Pick out the lines below that include the string "xlabel".

(Figure record listings)
::::::::::
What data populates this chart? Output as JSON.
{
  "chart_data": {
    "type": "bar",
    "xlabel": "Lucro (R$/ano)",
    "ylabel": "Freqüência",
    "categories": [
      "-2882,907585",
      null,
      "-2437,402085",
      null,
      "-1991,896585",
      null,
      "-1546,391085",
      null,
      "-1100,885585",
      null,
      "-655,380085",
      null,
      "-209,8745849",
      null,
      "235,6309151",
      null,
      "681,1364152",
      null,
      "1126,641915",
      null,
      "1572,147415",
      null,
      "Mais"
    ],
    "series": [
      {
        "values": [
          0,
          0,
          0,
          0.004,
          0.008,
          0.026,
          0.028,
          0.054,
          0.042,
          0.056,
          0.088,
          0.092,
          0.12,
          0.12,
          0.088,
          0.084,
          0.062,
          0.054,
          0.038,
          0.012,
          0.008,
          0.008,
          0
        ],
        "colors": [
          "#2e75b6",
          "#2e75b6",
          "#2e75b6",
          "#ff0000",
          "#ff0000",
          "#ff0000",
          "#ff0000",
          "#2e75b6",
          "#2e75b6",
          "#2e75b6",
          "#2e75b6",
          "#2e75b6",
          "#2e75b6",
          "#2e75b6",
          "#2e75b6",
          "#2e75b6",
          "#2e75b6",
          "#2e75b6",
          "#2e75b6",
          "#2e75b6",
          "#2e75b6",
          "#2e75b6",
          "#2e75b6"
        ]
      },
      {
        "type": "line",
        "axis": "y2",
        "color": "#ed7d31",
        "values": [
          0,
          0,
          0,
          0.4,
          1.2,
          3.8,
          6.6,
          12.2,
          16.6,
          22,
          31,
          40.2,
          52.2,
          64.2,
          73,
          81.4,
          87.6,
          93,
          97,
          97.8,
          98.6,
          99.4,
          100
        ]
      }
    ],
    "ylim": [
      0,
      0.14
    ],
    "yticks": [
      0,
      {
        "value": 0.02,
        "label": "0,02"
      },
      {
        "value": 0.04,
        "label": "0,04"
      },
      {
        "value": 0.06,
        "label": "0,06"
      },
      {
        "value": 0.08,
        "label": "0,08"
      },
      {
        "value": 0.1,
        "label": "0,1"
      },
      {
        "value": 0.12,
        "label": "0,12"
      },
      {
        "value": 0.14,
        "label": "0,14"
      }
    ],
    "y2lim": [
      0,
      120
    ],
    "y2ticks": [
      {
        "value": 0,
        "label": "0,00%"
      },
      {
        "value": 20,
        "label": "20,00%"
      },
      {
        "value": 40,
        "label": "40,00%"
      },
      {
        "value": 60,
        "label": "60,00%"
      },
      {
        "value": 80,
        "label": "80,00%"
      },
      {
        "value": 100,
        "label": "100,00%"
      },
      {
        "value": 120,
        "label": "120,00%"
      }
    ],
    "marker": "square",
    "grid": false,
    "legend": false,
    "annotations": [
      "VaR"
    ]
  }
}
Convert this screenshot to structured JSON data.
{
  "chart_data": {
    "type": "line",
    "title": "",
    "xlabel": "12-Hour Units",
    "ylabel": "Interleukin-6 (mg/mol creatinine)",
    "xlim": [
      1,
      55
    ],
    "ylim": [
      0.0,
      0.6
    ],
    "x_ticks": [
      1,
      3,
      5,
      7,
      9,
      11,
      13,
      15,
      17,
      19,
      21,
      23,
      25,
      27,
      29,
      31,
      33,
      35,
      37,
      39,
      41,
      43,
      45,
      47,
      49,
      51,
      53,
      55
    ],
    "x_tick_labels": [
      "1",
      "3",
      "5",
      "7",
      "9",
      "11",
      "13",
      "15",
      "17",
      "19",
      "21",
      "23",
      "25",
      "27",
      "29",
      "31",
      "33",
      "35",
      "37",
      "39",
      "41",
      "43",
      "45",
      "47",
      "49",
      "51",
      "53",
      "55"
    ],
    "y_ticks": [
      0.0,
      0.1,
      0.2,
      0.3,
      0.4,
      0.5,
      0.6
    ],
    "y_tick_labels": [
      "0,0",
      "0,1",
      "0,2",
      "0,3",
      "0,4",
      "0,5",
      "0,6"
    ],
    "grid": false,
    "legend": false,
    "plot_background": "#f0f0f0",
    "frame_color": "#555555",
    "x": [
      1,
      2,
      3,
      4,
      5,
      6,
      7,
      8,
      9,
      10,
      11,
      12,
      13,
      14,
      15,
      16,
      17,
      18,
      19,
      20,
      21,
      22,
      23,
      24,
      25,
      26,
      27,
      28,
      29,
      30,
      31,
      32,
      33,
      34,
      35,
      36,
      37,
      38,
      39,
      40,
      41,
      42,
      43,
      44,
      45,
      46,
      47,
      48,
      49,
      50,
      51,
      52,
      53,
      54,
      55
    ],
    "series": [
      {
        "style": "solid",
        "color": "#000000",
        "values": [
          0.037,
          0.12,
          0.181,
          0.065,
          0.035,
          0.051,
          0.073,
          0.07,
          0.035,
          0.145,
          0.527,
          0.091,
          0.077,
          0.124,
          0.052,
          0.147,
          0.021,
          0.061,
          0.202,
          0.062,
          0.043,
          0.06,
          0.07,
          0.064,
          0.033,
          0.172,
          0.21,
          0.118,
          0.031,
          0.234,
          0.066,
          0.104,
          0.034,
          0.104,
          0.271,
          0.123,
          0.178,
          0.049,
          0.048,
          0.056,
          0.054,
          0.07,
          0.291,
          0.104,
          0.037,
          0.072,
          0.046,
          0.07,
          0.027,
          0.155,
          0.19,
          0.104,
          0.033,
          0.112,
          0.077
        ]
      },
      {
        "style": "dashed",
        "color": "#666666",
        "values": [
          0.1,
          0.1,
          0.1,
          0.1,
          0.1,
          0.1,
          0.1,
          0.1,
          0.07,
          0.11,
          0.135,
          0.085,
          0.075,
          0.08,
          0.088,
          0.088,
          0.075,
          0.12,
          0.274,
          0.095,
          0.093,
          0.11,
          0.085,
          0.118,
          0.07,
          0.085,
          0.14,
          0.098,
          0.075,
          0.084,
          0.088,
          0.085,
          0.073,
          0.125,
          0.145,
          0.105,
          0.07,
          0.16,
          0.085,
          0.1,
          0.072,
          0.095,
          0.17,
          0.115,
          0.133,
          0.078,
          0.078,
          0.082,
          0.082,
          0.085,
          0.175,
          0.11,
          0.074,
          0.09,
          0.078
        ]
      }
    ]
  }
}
::::::::::
### Output for this task
    "xlabel": "Lucro (R$/ano)",
    "xlabel": "12-Hour Units",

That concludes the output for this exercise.